#### [GIVEN INSTRUCTION]
Which lines hold the word "Enumerate"? Copy each one.
>> START TASK INPUTS
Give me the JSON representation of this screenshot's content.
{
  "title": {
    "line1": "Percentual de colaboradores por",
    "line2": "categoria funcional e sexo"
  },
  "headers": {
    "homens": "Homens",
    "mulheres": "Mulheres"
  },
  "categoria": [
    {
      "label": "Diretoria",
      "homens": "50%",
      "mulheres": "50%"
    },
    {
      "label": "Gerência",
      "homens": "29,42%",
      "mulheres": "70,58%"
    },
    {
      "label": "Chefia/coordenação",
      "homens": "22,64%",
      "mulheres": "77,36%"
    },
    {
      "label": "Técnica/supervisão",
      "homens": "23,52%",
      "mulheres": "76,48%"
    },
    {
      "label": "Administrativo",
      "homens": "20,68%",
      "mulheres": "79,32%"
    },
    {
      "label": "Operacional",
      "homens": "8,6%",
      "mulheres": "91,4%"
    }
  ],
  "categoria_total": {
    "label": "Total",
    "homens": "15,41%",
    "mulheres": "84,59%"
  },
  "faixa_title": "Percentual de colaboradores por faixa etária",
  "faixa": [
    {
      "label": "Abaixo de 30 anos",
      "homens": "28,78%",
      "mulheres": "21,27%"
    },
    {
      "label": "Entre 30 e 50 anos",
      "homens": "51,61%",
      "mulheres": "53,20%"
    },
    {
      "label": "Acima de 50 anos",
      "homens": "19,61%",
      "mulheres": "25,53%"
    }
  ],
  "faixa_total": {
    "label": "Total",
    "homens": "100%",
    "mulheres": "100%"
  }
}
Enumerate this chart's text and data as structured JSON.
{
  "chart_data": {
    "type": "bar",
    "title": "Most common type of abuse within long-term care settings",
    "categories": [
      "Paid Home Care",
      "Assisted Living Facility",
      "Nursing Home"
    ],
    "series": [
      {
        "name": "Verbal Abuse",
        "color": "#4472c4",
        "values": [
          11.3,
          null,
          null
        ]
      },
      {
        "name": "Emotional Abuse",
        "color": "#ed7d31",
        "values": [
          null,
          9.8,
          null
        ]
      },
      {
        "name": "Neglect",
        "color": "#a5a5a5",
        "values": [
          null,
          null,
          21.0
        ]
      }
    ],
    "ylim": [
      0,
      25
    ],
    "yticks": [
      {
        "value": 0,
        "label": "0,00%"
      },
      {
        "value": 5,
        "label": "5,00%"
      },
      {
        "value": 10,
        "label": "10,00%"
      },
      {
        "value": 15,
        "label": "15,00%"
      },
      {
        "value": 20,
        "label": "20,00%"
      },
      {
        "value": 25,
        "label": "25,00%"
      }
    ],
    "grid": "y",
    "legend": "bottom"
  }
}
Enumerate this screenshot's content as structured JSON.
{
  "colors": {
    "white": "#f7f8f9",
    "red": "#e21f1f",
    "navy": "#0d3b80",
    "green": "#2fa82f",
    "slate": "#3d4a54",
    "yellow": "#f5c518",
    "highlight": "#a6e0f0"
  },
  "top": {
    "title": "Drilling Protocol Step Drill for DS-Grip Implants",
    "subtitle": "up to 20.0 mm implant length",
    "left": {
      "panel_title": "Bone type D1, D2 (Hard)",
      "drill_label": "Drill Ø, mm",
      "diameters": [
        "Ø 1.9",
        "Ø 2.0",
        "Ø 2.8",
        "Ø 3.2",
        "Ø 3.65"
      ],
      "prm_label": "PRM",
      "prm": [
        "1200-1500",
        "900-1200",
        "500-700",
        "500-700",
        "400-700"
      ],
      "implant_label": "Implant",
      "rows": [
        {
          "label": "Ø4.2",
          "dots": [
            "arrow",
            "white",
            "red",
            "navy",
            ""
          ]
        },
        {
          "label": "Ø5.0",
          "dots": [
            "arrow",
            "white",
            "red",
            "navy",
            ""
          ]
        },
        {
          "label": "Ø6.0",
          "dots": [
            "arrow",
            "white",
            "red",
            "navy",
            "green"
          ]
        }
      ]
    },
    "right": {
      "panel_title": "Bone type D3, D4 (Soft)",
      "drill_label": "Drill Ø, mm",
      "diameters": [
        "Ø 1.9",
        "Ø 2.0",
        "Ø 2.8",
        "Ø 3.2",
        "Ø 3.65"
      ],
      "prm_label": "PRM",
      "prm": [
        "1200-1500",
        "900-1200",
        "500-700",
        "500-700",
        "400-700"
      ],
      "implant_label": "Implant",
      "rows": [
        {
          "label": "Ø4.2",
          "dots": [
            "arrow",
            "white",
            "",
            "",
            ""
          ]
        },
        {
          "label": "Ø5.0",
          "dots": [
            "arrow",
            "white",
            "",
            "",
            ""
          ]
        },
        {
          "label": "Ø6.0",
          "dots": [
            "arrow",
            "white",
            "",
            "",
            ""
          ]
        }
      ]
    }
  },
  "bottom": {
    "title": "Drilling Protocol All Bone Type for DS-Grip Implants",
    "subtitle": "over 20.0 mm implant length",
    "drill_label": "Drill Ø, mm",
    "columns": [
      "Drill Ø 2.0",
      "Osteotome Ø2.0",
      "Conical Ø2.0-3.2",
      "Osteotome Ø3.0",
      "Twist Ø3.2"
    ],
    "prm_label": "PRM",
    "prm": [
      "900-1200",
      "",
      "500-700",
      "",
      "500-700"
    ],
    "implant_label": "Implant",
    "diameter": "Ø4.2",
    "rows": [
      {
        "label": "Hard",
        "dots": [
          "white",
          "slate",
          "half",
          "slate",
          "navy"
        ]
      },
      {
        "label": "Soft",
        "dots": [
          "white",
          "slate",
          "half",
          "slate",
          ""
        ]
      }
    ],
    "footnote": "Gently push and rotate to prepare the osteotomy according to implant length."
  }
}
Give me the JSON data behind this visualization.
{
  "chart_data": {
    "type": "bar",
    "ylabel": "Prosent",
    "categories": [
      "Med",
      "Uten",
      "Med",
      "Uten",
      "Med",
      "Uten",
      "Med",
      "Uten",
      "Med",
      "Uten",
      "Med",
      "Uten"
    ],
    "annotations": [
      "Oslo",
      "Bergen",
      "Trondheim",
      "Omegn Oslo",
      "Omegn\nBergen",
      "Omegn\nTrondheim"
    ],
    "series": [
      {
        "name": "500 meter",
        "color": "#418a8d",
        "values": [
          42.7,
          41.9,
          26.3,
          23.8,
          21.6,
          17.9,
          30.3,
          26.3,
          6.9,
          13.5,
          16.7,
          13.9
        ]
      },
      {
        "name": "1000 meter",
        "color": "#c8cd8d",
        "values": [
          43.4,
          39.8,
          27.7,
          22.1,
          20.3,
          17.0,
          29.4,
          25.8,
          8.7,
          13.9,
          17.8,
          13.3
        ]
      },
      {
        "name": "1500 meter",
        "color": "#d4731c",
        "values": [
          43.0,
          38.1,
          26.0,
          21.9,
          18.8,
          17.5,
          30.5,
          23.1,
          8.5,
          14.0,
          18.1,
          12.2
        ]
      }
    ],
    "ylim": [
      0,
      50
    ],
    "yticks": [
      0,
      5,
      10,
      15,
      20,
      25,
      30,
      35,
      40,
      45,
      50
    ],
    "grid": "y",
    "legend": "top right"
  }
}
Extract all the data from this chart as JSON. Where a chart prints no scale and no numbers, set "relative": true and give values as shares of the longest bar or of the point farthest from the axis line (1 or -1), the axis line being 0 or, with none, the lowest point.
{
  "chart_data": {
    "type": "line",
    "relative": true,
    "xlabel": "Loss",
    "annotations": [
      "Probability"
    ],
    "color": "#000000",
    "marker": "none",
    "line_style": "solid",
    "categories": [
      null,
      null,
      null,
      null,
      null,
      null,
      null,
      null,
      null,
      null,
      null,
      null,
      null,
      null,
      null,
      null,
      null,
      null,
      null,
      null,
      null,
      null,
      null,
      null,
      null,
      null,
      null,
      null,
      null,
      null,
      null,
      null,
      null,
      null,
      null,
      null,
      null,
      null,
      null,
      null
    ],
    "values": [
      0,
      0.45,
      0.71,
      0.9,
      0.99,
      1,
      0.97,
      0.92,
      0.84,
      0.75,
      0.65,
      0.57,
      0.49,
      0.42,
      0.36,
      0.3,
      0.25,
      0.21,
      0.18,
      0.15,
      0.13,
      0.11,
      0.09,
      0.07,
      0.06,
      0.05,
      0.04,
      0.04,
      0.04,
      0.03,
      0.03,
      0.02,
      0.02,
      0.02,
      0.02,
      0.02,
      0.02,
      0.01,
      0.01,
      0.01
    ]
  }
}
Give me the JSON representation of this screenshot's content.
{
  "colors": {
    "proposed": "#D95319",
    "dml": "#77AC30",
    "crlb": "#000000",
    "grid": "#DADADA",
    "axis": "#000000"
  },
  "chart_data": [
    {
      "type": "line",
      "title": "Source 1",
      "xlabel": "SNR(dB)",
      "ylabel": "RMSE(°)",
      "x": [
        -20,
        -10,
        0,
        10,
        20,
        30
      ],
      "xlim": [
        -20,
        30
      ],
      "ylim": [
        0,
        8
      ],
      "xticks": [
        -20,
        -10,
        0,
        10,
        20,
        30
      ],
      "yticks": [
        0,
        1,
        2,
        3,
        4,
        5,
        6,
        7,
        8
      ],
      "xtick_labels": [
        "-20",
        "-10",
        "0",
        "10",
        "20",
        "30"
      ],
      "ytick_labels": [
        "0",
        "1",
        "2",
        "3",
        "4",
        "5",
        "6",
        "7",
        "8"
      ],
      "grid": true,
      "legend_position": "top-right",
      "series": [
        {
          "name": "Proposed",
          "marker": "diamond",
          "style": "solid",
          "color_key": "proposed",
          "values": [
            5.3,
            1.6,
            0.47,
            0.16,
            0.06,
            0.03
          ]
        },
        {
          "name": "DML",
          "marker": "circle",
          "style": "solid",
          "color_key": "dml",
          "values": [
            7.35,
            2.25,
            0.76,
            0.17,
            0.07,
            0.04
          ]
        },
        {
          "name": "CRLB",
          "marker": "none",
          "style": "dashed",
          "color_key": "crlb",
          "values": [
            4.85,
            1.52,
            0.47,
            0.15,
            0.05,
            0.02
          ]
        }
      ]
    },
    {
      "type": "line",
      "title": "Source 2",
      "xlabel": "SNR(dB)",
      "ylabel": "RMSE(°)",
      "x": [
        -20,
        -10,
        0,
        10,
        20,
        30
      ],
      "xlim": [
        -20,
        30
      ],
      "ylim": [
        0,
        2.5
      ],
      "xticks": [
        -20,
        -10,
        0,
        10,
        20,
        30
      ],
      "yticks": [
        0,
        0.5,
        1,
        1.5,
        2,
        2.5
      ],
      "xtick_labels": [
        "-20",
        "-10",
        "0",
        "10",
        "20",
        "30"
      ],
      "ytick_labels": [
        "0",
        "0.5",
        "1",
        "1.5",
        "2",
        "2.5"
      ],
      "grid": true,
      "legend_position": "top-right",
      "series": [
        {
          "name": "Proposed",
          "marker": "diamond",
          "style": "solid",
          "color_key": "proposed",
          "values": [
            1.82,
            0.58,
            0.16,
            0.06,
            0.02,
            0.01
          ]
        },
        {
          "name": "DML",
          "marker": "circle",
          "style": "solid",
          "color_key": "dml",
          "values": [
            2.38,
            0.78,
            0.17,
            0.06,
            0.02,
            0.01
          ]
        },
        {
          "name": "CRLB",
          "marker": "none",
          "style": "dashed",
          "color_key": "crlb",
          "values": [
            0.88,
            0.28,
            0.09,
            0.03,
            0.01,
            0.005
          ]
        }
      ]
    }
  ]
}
>> END TASK INPUTS
#### [WRITTEN SOLUTION]
Enumerate this chart's text and data as structured JSON.
Enumerate this screenshot's content as structured JSON.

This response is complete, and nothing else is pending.